Examine the entries and show every line in which the word "fought" is found.
* Start Records for processing *
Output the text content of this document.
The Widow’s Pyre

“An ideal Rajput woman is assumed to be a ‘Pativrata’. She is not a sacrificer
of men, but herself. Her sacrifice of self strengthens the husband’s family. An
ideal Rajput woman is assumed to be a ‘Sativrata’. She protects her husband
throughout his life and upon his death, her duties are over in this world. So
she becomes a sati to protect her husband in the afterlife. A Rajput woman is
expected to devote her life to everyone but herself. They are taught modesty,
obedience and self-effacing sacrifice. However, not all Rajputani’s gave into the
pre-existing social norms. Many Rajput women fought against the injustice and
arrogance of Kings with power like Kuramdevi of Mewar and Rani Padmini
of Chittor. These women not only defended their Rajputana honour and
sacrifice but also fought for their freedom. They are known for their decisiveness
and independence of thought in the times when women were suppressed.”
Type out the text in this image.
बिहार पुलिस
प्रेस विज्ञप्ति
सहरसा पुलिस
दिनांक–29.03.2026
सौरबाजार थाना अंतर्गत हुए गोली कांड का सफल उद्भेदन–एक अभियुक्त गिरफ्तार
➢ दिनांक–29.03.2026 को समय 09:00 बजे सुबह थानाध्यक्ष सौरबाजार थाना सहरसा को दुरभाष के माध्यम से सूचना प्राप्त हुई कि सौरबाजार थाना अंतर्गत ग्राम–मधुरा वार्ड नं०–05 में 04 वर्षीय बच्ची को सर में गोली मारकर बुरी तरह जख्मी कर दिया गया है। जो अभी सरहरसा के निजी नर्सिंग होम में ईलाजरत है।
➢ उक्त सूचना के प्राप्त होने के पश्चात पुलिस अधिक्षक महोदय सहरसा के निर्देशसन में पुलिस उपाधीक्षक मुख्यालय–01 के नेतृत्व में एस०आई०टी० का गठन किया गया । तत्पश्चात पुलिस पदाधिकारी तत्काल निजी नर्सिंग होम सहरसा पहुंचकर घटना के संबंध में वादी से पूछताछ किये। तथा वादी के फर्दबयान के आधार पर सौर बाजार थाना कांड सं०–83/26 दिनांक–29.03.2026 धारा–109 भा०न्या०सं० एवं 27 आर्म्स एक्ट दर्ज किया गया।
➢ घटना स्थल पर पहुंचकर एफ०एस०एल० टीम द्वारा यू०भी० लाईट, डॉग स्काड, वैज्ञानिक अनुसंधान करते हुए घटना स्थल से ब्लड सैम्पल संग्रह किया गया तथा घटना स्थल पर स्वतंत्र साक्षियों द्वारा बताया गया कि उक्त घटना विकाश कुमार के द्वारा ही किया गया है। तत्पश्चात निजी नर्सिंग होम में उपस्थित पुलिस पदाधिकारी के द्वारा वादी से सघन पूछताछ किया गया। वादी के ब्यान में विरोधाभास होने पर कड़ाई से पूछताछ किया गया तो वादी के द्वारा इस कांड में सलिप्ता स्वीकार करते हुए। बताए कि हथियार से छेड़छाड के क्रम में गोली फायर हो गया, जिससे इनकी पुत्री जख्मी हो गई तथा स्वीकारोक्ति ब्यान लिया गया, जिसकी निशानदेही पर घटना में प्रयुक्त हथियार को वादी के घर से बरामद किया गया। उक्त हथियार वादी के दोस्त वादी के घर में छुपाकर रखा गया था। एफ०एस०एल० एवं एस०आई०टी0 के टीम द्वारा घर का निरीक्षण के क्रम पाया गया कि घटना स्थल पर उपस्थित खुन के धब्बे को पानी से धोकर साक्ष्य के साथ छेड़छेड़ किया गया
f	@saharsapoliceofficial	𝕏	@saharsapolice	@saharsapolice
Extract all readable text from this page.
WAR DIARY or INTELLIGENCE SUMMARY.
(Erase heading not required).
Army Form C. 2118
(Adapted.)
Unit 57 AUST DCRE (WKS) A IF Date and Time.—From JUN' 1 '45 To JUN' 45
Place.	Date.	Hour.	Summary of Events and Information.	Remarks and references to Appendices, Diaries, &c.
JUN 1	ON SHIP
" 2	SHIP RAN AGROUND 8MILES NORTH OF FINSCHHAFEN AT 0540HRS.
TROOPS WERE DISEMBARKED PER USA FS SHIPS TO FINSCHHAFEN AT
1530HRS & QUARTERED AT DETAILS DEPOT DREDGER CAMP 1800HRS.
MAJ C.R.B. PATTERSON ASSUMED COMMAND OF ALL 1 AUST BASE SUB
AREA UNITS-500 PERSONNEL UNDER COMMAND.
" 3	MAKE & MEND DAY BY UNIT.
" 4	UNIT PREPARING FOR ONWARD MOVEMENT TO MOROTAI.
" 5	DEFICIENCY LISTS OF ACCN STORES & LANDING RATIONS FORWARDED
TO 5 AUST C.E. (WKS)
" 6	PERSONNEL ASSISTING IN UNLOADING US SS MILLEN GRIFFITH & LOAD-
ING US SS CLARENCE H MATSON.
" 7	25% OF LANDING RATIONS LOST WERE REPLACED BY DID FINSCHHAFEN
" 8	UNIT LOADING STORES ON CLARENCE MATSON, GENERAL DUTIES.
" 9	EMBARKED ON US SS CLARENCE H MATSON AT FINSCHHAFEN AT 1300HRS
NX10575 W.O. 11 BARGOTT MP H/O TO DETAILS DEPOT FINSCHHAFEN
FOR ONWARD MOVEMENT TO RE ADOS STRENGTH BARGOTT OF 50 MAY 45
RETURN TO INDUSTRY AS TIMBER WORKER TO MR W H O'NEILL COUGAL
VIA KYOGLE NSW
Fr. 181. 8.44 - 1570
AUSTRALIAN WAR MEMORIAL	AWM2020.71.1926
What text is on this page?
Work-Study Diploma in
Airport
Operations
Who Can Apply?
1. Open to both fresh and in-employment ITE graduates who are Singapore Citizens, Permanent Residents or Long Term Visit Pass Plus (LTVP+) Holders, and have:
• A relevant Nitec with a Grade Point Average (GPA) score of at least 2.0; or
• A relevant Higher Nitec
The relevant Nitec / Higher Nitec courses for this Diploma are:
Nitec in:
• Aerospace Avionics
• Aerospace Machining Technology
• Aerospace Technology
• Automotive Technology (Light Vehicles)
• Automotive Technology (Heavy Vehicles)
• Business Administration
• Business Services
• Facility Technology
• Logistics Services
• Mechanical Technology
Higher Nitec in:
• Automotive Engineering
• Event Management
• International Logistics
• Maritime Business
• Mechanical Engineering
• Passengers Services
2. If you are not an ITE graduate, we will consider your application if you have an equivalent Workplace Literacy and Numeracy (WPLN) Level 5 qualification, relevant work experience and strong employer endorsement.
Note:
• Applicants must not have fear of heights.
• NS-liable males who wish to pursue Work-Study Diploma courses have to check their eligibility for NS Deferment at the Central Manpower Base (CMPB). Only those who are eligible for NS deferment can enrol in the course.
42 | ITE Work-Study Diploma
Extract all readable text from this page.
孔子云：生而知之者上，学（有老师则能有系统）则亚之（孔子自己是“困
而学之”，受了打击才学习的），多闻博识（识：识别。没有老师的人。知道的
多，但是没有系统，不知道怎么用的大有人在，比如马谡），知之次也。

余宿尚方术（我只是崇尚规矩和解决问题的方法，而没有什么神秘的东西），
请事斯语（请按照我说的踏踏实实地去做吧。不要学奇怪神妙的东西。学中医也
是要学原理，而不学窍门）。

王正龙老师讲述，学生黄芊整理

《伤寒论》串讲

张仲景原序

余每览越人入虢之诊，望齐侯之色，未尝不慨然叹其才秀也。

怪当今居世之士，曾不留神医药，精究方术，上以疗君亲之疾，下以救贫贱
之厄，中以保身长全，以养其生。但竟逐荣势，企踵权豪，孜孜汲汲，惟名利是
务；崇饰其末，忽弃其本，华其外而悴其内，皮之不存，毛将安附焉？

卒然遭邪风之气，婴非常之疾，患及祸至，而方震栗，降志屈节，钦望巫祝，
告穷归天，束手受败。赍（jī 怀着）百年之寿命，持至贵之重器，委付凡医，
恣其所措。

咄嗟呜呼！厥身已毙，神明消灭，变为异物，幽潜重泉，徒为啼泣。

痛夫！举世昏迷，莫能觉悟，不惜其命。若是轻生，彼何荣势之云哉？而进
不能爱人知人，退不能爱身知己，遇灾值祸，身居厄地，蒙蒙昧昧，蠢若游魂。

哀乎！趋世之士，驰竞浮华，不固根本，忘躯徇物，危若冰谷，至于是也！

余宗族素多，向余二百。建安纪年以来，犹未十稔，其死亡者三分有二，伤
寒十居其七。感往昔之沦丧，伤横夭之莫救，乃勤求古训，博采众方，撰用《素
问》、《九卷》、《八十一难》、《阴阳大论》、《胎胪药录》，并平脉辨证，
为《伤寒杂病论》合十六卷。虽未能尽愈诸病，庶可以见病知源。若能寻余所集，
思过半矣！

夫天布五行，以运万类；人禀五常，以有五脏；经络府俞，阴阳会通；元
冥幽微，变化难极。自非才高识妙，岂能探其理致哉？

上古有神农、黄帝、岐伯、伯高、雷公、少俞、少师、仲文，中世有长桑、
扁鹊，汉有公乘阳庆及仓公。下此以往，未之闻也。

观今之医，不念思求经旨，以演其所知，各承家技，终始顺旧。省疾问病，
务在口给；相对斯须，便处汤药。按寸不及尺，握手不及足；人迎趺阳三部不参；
* End Records for processing *
- **The answer**
pre-existing social norms. Many Rajput women fought against the injustice and
sacrifice but also fought for their freedom. They are known for their decisiveness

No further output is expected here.